## The task
Copy each line exactly. Leave nothing out.
___ Excerpted data
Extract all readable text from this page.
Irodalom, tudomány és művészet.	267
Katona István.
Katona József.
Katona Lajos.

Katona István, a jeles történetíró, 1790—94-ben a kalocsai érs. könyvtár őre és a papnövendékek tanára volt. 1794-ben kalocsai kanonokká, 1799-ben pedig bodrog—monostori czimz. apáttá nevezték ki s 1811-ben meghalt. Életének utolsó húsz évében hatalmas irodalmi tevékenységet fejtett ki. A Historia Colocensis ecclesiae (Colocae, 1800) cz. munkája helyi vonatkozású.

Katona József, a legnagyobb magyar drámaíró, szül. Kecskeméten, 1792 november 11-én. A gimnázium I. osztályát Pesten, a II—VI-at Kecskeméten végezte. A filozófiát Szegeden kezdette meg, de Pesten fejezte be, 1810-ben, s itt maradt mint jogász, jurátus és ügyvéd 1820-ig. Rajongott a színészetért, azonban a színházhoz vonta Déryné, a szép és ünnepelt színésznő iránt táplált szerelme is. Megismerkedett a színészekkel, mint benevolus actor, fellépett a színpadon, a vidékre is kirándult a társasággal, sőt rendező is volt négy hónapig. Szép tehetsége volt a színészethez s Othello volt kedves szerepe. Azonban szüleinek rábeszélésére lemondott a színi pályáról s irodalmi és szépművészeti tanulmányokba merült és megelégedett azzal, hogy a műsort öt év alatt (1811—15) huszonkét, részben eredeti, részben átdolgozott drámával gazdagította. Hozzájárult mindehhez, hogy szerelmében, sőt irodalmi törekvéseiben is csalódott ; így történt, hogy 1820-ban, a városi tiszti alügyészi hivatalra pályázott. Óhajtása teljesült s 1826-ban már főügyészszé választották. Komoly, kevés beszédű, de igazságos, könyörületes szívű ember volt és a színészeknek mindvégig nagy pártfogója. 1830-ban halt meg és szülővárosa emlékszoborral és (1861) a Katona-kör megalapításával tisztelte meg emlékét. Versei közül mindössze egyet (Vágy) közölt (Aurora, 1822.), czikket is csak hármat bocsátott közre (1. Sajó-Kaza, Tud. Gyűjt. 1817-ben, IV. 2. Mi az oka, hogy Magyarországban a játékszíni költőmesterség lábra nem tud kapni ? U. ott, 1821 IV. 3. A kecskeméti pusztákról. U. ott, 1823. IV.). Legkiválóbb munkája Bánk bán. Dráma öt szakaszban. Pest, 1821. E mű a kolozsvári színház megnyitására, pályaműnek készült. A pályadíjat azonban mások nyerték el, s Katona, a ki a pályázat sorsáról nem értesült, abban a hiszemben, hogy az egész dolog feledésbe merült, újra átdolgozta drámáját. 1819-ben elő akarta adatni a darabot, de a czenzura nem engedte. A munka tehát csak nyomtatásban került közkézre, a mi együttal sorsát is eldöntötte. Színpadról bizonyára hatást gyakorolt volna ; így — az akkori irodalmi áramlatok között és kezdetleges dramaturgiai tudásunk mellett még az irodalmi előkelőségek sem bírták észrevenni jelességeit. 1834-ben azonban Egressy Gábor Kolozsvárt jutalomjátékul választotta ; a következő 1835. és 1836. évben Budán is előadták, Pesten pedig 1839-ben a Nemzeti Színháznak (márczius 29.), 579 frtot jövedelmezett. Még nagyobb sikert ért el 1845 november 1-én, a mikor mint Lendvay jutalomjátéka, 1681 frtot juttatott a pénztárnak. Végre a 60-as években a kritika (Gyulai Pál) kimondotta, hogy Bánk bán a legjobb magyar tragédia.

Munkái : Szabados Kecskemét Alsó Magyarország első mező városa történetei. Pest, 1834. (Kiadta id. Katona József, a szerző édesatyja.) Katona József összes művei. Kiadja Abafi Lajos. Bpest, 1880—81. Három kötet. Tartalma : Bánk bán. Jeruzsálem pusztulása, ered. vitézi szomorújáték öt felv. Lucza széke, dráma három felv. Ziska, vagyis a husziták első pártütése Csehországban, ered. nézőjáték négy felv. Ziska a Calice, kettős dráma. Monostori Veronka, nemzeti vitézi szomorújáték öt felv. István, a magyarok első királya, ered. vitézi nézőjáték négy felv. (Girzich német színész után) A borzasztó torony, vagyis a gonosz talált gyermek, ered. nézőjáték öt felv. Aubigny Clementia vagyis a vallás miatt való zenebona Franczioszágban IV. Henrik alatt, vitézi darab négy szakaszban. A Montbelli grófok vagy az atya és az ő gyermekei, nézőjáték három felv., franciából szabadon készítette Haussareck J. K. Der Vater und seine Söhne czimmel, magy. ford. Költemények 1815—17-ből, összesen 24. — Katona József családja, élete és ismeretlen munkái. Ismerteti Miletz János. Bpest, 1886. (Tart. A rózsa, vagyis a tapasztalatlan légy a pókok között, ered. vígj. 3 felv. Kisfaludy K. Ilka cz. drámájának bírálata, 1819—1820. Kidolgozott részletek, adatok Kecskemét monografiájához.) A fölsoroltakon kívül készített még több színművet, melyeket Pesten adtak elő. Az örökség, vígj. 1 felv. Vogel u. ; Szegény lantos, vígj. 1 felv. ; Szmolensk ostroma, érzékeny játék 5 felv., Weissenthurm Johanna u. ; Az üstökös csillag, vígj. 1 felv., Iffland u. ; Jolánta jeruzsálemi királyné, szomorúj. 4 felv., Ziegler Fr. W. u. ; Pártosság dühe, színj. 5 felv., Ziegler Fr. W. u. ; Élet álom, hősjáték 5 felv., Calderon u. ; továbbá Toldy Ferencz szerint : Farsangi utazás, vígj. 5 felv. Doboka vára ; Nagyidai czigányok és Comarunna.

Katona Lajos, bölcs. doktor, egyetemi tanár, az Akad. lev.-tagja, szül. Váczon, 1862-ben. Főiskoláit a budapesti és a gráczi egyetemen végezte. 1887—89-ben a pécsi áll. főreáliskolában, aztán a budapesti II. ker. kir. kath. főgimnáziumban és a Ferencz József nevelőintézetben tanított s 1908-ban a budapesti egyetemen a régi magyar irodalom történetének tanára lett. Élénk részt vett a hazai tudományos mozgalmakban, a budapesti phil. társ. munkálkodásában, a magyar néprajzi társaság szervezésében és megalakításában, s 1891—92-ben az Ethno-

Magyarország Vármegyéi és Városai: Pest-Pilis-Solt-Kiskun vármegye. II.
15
______
## Result below
Extract all readable text from this page.
Irodalom, tudomány és művészet.	267
Katona István.
Katona József.
Katona Lajos.

Katona István, a jeles történetíró, 1790—94-ben a kalocsai érs. könyvtár őre és a papnövendékek tanára volt. 1794-ben kalocsai kanonokká, 1799-ben pedig bodrog—monostori czimz. apáttá nevezték ki s 1811-ben meghalt. Életének utolsó húsz évében hatalmas irodalmi tevékenységet fejtett ki. A Historia Colocensis ecclesiae (Colocae, 1800) cz. munkája helyi vonatkozású.

Katona József, a legnagyobb magyar drámaíró, szül. Kecskeméten, 1792 november 11-én. A gimnázium I. osztályát Pesten, a II—VI-at Kecskeméten végezte. A filozófiát Szegeden kezdette meg, de Pesten fejezte be, 1810-ben, s itt maradt mint jogász, jurátus és ügyvéd 1820-ig. Rajongott a színészetért, azonban a színházhoz vonta Déryné, a szép és ünnepelt színésznő iránt táplált szerelme is. Megismerkedett a színészekkel, mint benevolus actor, fellépett a színpadon, a vidékre is kirándult a társasággal, sőt rendező is volt négy hónapig. Szép tehetsége volt a színészethez s Othello volt kedves szerepe. Azonban szüleinek rábeszélésére lemondott a színi pályáról s irodalmi és szépművészeti tanulmányokba merült és megelégedett azzal, hogy a műsort öt év alatt (1811—15) huszonkét, részben eredeti, részben átdolgozott drámával gazdagította. Hozzájárult mindehhez, hogy szerelmében, sőt irodalmi törekvéseiben is csalódott ; így történt, hogy 1820-ban, a városi tiszti alügyészi hivatalra pályázott. Óhajtása teljesült s 1826-ban már főügyészszé választották. Komoly, kevés beszédű, de igazságos, könyörületes szívű ember volt és a színészeknek mindvégig nagy pártfogója. 1830-ban halt meg és szülővárosa emlékszoborral és (1861) a Katona-kör megalapításával tisztelte meg emlékét. Versei közül mindössze egyet (Vágy) közölt (Aurora, 1822.), czikket is csak hármat bocsátott közre (1. Sajó-Kaza, Tud. Gyűjt. 1817-ben, IV. 2. Mi az oka, hogy Magyarországban a játékszíni költőmesterség lábra nem tud kapni ? U. ott, 1821 IV. 3. A kecskeméti pusztákról. U. ott, 1823. IV.). Legkiválóbb munkája Bánk bán. Dráma öt szakaszban. Pest, 1821. E mű a kolozsvári színház megnyitására, pályaműnek készült. A pályadíjat azonban mások nyerték el, s Katona, a ki a pályázat sorsáról nem értesült, abban a hiszemben, hogy az egész dolog feledésbe merült, újra átdolgozta drámáját. 1819-ben elő akarta adatni a darabot, de a czenzura nem engedte. A munka tehát csak nyomtatásban került közkézre, a mi együttal sorsát is eldöntötte. Színpadról bizonyára hatást gyakorolt volna ; így — az akkori irodalmi áramlatok között és kezdetleges dramaturgiai tudásunk mellett még az irodalmi előkelőségek sem bírták észrevenni jelességeit. 1834-ben azonban Egressy Gábor Kolozsvárt jutalomjátékul választotta ; a következő 1835. és 1836. évben Budán is előadták, Pesten pedig 1839-ben a Nemzeti Színháznak (márczius 29.), 579 frtot jövedelmezett. Még nagyobb sikert ért el 1845 november 1-én, a mikor mint Lendvay jutalomjátéka, 1681 frtot juttatott a pénztárnak. Végre a 60-as években a kritika (Gyulai Pál) kimondotta, hogy Bánk bán a legjobb magyar tragédia.

Munkái : Szabados Kecskemét Alsó Magyarország első mező városa történetei. Pest, 1834. (Kiadta id. Katona József, a szerző édesatyja.) Katona József összes művei. Kiadja Abafi Lajos. Bpest, 1880—81. Három kötet. Tartalma : Bánk bán. Jeruzsálem pusztulása, ered. vitézi szomorújáték öt felv. Lucza széke, dráma három felv. Ziska, vagyis a husziták első pártütése Csehországban, ered. nézőjáték négy felv. Ziska a Calice, kettős dráma. Monostori Veronka, nemzeti vitézi szomorújáték öt felv. István, a magyarok első királya, ered. vitézi nézőjáték négy felv. (Girzich német színész után) A borzasztó torony, vagyis a gonosz talált gyermek, ered. nézőjáték öt felv. Aubigny Clementia vagyis a vallás miatt való zenebona Franczioszágban IV. Henrik alatt, vitézi darab négy szakaszban. A Montbelli grófok vagy az atya és az ő gyermekei, nézőjáték három felv., franciából szabadon készítette Haussareck J. K. Der Vater und seine Söhne czimmel, magy. ford. Költemények 1815—17-ből, összesen 24. — Katona József családja, élete és ismeretlen munkái. Ismerteti Miletz János. Bpest, 1886. (Tart. A rózsa, vagyis a tapasztalatlan légy a pókok között, ered. vígj. 3 felv. Kisfaludy K. Ilka cz. drámájának bírálata, 1819—1820. Kidolgozott részletek, adatok Kecskemét monografiájához.) A fölsoroltakon kívül készített még több színművet, melyeket Pesten adtak elő. Az örökség, vígj. 1 felv. Vogel u. ; Szegény lantos, vígj. 1 felv. ; Szmolensk ostroma, érzékeny játék 5 felv., Weissenthurm Johanna u. ; Az üstökös csillag, vígj. 1 felv., Iffland u. ; Jolánta jeruzsálemi királyné, szomorúj. 4 felv., Ziegler Fr. W. u. ; Pártosság dühe, színj. 5 felv., Ziegler Fr. W. u. ; Élet álom, hősjáték 5 felv., Calderon u. ; továbbá Toldy Ferencz szerint : Farsangi utazás, vígj. 5 felv. Doboka vára ; Nagyidai czigányok és Comarunna.

Katona Lajos, bölcs. doktor, egyetemi tanár, az Akad. lev.-tagja, szül. Váczon, 1862-ben. Főiskoláit a budapesti és a gráczi egyetemen végezte. 1887—89-ben a pécsi áll. főreáliskolában, aztán a budapesti II. ker. kir. kath. főgimnáziumban és a Ferencz József nevelőintézetben tanított s 1908-ban a budapesti egyetemen a régi magyar irodalom történetének tanára lett. Élénk részt vett a hazai tudományos mozgalmakban, a budapesti phil. társ. munkálkodásában, a magyar néprajzi társaság szervezésében és megalakításában, s 1891—92-ben az Ethno-

Magyarország Vármegyéi és Városai: Pest-Pilis-Solt-Kiskun vármegye. II.
15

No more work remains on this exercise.